* [Description of the task]:
Revise the items that follow by replacing every "lon-label" with "longitude-label" and leaving everything else the same. Omit the pictures from your answer.

A run of records:
──────────

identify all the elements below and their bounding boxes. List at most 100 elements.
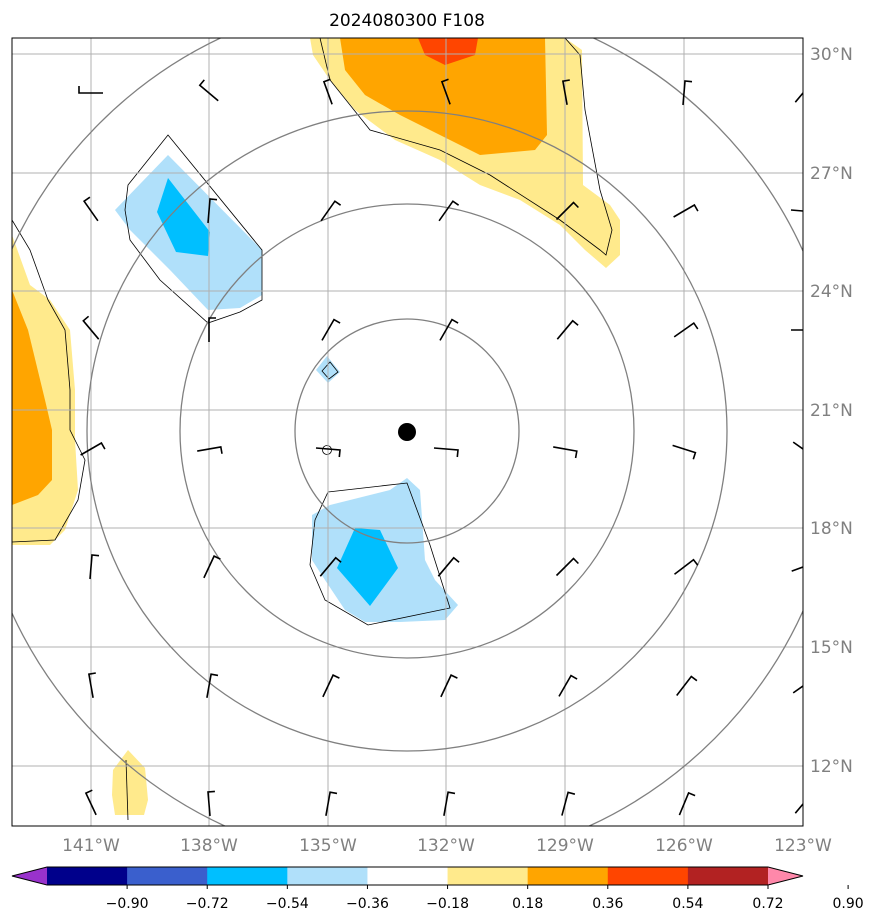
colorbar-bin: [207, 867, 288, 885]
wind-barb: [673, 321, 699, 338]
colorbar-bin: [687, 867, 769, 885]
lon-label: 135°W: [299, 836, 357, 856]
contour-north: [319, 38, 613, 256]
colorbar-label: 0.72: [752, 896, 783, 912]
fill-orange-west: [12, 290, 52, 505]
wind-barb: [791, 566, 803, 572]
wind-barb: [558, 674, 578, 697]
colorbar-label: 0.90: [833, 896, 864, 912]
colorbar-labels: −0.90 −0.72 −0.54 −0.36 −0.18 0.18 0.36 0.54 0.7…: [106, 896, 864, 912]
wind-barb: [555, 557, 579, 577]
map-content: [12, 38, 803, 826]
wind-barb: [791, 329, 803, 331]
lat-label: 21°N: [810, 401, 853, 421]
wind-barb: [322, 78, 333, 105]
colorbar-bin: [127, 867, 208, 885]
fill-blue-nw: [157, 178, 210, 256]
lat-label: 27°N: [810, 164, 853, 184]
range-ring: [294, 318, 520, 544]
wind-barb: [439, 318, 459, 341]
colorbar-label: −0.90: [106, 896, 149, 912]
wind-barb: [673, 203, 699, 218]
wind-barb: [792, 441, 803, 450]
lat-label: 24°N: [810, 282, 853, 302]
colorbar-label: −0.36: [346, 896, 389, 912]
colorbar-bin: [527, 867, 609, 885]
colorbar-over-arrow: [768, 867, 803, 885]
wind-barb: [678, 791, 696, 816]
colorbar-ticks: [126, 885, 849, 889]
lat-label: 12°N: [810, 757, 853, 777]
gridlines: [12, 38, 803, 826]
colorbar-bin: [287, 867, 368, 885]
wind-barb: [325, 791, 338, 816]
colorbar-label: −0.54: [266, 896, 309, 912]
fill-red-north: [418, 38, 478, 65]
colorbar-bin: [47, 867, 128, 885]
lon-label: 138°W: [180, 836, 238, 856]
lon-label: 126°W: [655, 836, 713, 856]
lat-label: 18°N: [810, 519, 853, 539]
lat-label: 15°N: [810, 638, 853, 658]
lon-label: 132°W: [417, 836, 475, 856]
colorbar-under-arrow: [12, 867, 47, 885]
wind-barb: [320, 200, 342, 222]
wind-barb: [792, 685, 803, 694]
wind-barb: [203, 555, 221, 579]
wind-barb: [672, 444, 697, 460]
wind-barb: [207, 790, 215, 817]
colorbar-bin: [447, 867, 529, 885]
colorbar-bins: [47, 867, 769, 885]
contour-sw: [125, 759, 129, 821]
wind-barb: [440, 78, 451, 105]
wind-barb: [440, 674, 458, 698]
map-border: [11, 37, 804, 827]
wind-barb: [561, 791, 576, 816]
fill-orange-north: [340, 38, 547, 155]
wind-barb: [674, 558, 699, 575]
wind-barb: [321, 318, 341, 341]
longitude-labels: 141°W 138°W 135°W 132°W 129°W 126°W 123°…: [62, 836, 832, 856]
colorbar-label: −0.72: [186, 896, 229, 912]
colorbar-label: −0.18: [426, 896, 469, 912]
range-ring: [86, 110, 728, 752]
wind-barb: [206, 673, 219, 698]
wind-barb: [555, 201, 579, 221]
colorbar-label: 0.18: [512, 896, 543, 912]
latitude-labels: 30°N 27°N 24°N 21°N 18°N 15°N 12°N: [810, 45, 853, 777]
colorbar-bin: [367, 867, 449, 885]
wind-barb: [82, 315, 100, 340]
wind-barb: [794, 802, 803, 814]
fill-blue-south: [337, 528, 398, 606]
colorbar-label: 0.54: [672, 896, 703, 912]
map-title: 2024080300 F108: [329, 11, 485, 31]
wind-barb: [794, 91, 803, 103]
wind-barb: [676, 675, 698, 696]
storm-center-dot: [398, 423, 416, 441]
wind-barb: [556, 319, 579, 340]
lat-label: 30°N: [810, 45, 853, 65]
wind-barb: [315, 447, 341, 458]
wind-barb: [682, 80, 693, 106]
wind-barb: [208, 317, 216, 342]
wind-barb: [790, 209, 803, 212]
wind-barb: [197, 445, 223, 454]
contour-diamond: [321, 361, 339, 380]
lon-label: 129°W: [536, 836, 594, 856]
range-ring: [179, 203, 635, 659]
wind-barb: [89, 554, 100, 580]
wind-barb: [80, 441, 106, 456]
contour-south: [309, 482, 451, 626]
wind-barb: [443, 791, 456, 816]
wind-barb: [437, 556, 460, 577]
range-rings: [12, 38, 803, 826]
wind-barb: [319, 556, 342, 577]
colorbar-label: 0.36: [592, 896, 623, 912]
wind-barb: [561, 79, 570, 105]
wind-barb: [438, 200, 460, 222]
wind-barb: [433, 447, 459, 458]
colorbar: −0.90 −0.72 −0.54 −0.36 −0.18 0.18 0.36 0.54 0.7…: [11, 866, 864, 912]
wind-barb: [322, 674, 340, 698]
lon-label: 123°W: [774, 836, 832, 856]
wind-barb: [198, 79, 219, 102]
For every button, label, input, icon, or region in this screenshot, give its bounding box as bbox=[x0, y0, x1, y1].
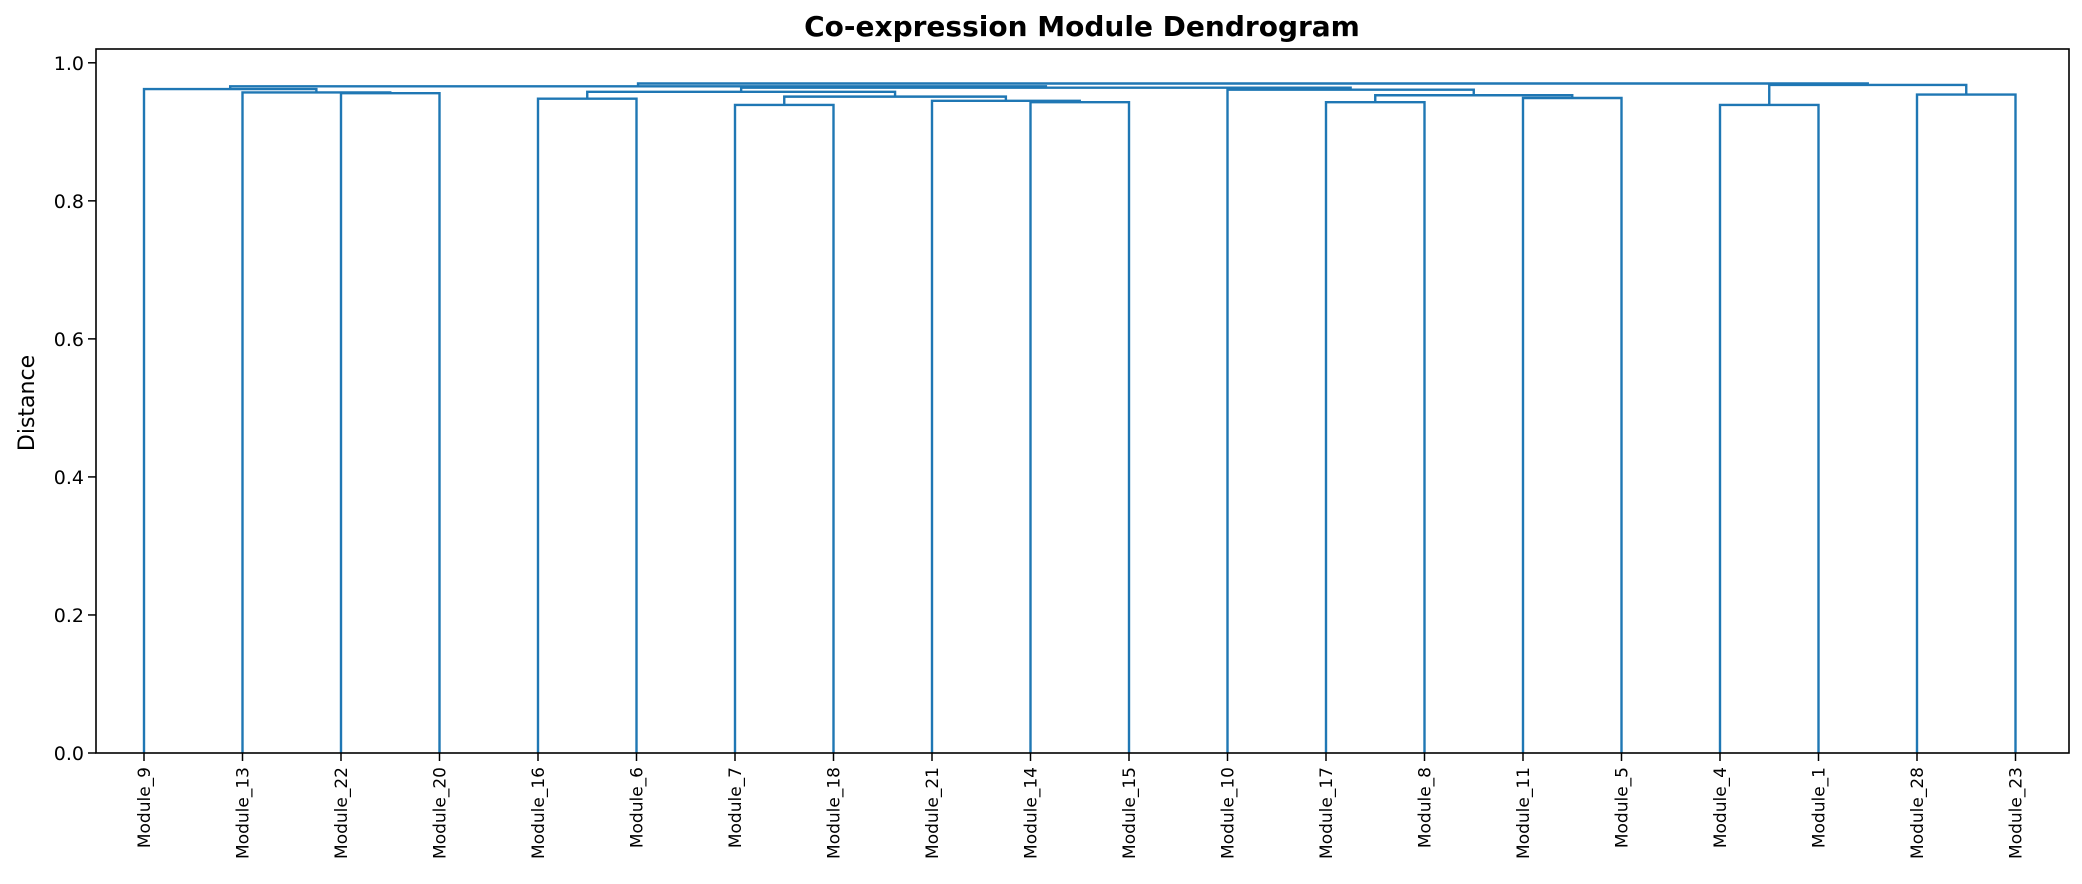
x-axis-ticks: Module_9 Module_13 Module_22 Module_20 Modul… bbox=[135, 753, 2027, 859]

──────────

* [Exercise response]:
identify all the elements below and their bounding boxes. List at most 100 elements.
colorbar-bin: [207, 867, 288, 885]
wind-barb: [673, 321, 699, 338]
colorbar-bin: [687, 867, 769, 885]
longitude-label: 135°W: [299, 836, 357, 856]
contour-north: [319, 38, 613, 256]
colorbar-label: 0.72: [752, 896, 783, 912]
fill-orange-west: [12, 290, 52, 505]
wind-barb: [791, 566, 803, 572]
wind-barb: [558, 674, 578, 697]
colorbar-label: 0.90: [833, 896, 864, 912]
colorbar-labels: −0.90 −0.72 −0.54 −0.36 −0.18 0.18 0.36 0.54 0.7…: [106, 896, 864, 912]
wind-barb: [555, 557, 579, 577]
map-content: [12, 38, 803, 826]
wind-barb: [791, 329, 803, 331]
lat-label: 21°N: [810, 401, 853, 421]
wind-barb: [322, 78, 333, 105]
colorbar-bin: [127, 867, 208, 885]
fill-blue-nw: [157, 178, 210, 256]
lat-label: 27°N: [810, 164, 853, 184]
range-ring: [294, 318, 520, 544]
wind-barb: [439, 318, 459, 341]
colorbar-label: −0.90: [106, 896, 149, 912]
wind-barb: [673, 203, 699, 218]
wind-barb: [792, 441, 803, 450]
lat-label: 24°N: [810, 282, 853, 302]
colorbar-label: −0.36: [346, 896, 389, 912]
colorbar-bin: [527, 867, 609, 885]
colorbar-over-arrow: [768, 867, 803, 885]
wind-barb: [678, 791, 696, 816]
colorbar-ticks: [126, 885, 849, 889]
lat-label: 12°N: [810, 757, 853, 777]
gridlines: [12, 38, 803, 826]
colorbar-bin: [287, 867, 368, 885]
wind-barb: [325, 791, 338, 816]
colorbar-label: −0.54: [266, 896, 309, 912]
fill-red-north: [418, 38, 478, 65]
colorbar-bin: [47, 867, 128, 885]
longitude-label: 138°W: [180, 836, 238, 856]
longitude-label: 126°W: [655, 836, 713, 856]
lat-label: 18°N: [810, 519, 853, 539]
lat-label: 15°N: [810, 638, 853, 658]
longitude-label: 132°W: [417, 836, 475, 856]
colorbar-under-arrow: [12, 867, 47, 885]
wind-barb: [320, 200, 342, 222]
wind-barb: [792, 685, 803, 694]
wind-barb: [203, 555, 221, 579]
wind-barb: [672, 444, 697, 460]
wind-barb: [207, 790, 215, 817]
colorbar-bin: [447, 867, 529, 885]
colorbar-bins: [47, 867, 769, 885]
contour-sw: [125, 759, 129, 821]
wind-barb: [440, 78, 451, 105]
wind-barb: [440, 674, 458, 698]
map-border: [11, 37, 804, 827]
wind-barb: [561, 791, 576, 816]
fill-orange-north: [340, 38, 547, 155]
wind-barb: [674, 558, 699, 575]
wind-barb: [321, 318, 341, 341]
longitude-labels: 141°W 138°W 135°W 132°W 129°W 126°W 123°…: [62, 836, 832, 856]
colorbar-label: −0.72: [186, 896, 229, 912]
colorbar-label: −0.18: [426, 896, 469, 912]
range-ring: [86, 110, 728, 752]
wind-barb: [206, 673, 219, 698]
wind-barb: [555, 201, 579, 221]
colorbar-label: 0.18: [512, 896, 543, 912]
latitude-labels: 30°N 27°N 24°N 21°N 18°N 15°N 12°N: [810, 45, 853, 777]
colorbar-bin: [367, 867, 449, 885]
wind-barb: [82, 315, 100, 340]
wind-barb: [794, 802, 803, 814]
fill-blue-south: [337, 528, 398, 606]
colorbar-label: 0.54: [672, 896, 703, 912]
map-title: 2024080300 F108: [329, 11, 485, 31]
wind-barb: [794, 91, 803, 103]
wind-barb: [676, 675, 698, 696]
storm-center-dot: [398, 423, 416, 441]
wind-barb: [556, 319, 579, 340]
lat-label: 30°N: [810, 45, 853, 65]
wind-barb: [315, 447, 341, 458]
wind-barb: [682, 80, 693, 106]
wind-barb: [208, 317, 216, 342]
wind-barb: [790, 209, 803, 212]
wind-barb: [197, 445, 223, 454]
contour-diamond: [321, 361, 339, 380]
longitude-label: 129°W: [536, 836, 594, 856]
range-ring: [179, 203, 635, 659]
wind-barb: [89, 554, 100, 580]
wind-barb: [80, 441, 106, 456]
contour-south: [309, 482, 451, 626]
wind-barb: [443, 791, 456, 816]
wind-barb: [437, 556, 460, 577]
range-rings: [12, 38, 803, 826]
wind-barb: [319, 556, 342, 577]
colorbar-label: 0.36: [592, 896, 623, 912]
wind-barb: [561, 79, 570, 105]
wind-barb: [438, 200, 460, 222]
wind-barb: [433, 447, 459, 458]
colorbar: −0.90 −0.72 −0.54 −0.36 −0.18 0.18 0.36 0.54 0.7…: [11, 866, 864, 912]
wind-barb: [322, 674, 340, 698]
longitude-label: 123°W: [774, 836, 832, 856]
wind-barb: [198, 79, 219, 102]
For every button, label, input, icon, or region in this screenshot, give its bounding box as bbox=[x0, y0, x1, y1].
x-axis-ticks: Module_9 Module_13 Module_22 Module_20 Modul… bbox=[135, 753, 2027, 859]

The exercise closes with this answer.